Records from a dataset
◆ ◆ ◆

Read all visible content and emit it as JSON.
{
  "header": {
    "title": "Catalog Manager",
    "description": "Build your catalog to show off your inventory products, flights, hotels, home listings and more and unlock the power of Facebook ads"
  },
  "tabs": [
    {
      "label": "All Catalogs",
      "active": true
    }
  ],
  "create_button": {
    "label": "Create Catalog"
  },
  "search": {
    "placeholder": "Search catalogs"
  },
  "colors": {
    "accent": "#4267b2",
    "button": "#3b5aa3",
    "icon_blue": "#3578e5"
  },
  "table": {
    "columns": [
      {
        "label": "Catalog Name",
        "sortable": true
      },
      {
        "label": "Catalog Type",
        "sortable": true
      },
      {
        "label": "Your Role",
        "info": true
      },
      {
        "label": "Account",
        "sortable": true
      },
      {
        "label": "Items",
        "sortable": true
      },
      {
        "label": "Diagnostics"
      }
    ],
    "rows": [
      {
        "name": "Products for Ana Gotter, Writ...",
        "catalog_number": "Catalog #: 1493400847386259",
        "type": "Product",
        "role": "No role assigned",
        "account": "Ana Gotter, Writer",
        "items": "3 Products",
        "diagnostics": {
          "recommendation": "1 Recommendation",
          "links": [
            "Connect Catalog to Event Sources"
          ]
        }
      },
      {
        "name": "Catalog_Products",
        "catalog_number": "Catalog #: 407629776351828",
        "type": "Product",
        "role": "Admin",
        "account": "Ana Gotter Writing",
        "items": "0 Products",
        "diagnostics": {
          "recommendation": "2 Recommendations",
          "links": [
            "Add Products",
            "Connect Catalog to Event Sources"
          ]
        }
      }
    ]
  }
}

◆ ◆ ◆

_What the exercise asks_
Above are some records; extract every one of them exactly.

_Complete response_
Read all visible content and emit it as JSON.
{
  "header": {
    "title": "Catalog Manager",
    "description": "Build your catalog to show off your inventory products, flights, hotels, home listings and more and unlock the power of Facebook ads"
  },
  "tabs": [
    {
      "label": "All Catalogs",
      "active": true
    }
  ],
  "create_button": {
    "label": "Create Catalog"
  },
  "search": {
    "placeholder": "Search catalogs"
  },
  "colors": {
    "accent": "#4267b2",
    "button": "#3b5aa3",
    "icon_blue": "#3578e5"
  },
  "table": {
    "columns": [
      {
        "label": "Catalog Name",
        "sortable": true
      },
      {
        "label": "Catalog Type",
        "sortable": true
      },
      {
        "label": "Your Role",
        "info": true
      },
      {
        "label": "Account",
        "sortable": true
      },
      {
        "label": "Items",
        "sortable": true
      },
      {
        "label": "Diagnostics"
      }
    ],
    "rows": [
      {
        "name": "Products for Ana Gotter, Writ...",
        "catalog_number": "Catalog #: 1493400847386259",
        "type": "Product",
        "role": "No role assigned",
        "account": "Ana Gotter, Writer",
        "items": "3 Products",
        "diagnostics": {
          "recommendation": "1 Recommendation",
          "links": [
            "Connect Catalog to Event Sources"
          ]
        }
      },
      {
        "name": "Catalog_Products",
        "catalog_number": "Catalog #: 407629776351828",
        "type": "Product",
        "role": "Admin",
        "account": "Ana Gotter Writing",
        "items": "0 Products",
        "diagnostics": {
          "recommendation": "2 Recommendations",
          "links": [
            "Add Products",
            "Connect Catalog to Event Sources"
          ]
        }
      }
    ]
  }
}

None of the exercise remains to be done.